__EXERCISE AIM__
Check each line of the records below for the string "WANSBECK", then state how many lines contain it, with no other output.

__ENTRIES__

◆ ◆ ◆

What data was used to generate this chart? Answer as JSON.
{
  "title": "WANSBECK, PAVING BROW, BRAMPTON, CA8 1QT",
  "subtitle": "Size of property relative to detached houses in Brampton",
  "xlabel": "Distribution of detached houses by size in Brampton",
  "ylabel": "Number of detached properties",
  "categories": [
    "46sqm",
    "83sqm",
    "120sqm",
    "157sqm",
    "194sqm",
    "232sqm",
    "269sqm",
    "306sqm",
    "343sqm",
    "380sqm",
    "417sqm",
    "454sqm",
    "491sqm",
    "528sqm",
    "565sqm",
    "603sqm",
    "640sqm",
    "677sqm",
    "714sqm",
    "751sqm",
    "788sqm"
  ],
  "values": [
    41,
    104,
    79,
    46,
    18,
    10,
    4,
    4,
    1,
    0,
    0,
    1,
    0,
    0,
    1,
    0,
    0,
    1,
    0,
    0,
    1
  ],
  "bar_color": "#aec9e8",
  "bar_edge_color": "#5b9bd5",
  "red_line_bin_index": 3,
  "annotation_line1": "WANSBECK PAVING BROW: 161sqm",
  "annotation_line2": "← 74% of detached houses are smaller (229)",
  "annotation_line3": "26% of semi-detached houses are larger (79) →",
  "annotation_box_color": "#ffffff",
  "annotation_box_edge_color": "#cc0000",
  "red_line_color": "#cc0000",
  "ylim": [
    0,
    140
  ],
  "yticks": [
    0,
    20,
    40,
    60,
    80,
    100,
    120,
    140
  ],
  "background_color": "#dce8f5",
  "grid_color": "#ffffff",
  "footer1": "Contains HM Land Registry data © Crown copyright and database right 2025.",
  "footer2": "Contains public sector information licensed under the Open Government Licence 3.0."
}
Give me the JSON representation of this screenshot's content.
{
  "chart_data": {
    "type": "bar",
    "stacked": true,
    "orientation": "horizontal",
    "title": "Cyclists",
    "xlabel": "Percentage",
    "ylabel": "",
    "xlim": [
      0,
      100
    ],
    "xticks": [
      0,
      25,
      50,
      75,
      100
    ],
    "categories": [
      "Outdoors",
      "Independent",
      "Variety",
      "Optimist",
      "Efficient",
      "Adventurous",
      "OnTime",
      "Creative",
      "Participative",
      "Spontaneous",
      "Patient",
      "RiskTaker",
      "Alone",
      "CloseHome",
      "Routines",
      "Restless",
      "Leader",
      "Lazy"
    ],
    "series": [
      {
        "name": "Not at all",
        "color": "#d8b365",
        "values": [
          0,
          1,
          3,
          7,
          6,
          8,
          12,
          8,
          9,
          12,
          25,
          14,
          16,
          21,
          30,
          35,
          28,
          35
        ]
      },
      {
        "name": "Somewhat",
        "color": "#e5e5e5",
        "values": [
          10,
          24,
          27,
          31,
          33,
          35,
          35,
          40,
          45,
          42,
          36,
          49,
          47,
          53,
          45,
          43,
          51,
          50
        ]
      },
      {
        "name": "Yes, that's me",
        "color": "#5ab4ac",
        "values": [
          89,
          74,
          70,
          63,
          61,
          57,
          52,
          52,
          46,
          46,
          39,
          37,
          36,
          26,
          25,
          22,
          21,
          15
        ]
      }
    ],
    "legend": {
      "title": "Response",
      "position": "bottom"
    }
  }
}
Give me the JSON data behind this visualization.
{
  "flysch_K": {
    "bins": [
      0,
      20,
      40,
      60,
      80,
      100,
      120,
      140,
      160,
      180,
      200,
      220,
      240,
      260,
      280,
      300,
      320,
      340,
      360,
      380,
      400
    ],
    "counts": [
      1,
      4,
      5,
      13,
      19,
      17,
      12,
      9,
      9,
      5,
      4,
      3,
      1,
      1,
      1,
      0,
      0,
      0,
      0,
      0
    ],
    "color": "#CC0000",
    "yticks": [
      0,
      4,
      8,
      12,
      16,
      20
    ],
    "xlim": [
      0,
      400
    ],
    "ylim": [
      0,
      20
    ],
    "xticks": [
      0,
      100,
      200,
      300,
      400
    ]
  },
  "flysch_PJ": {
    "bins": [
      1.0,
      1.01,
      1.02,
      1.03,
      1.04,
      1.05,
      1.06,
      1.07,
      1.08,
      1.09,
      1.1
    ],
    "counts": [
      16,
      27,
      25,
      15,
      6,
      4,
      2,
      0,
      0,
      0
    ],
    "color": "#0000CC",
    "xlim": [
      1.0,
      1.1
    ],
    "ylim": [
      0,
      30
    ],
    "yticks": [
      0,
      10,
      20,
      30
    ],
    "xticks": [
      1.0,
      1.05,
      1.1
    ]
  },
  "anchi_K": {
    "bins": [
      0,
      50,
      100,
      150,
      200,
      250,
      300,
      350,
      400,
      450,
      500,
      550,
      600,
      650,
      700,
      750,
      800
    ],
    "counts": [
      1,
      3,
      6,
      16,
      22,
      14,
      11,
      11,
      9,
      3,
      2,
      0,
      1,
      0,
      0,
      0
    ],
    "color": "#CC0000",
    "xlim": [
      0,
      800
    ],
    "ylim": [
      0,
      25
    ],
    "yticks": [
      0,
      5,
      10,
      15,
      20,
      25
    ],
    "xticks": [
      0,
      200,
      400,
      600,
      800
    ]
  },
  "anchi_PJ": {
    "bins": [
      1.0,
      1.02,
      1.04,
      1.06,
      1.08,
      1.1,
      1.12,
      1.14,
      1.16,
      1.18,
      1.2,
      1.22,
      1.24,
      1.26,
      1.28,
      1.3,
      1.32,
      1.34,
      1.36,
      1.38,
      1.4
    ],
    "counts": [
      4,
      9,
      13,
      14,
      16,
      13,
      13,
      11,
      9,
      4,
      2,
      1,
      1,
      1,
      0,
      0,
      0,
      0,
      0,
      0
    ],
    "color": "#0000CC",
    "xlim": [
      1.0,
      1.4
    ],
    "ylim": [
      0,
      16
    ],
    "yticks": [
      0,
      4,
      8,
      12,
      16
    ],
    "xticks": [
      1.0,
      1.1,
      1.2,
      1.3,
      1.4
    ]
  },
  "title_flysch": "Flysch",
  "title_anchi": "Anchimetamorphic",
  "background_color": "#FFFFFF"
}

◆ ◆ ◆

__REPLY TO THE TASK__
2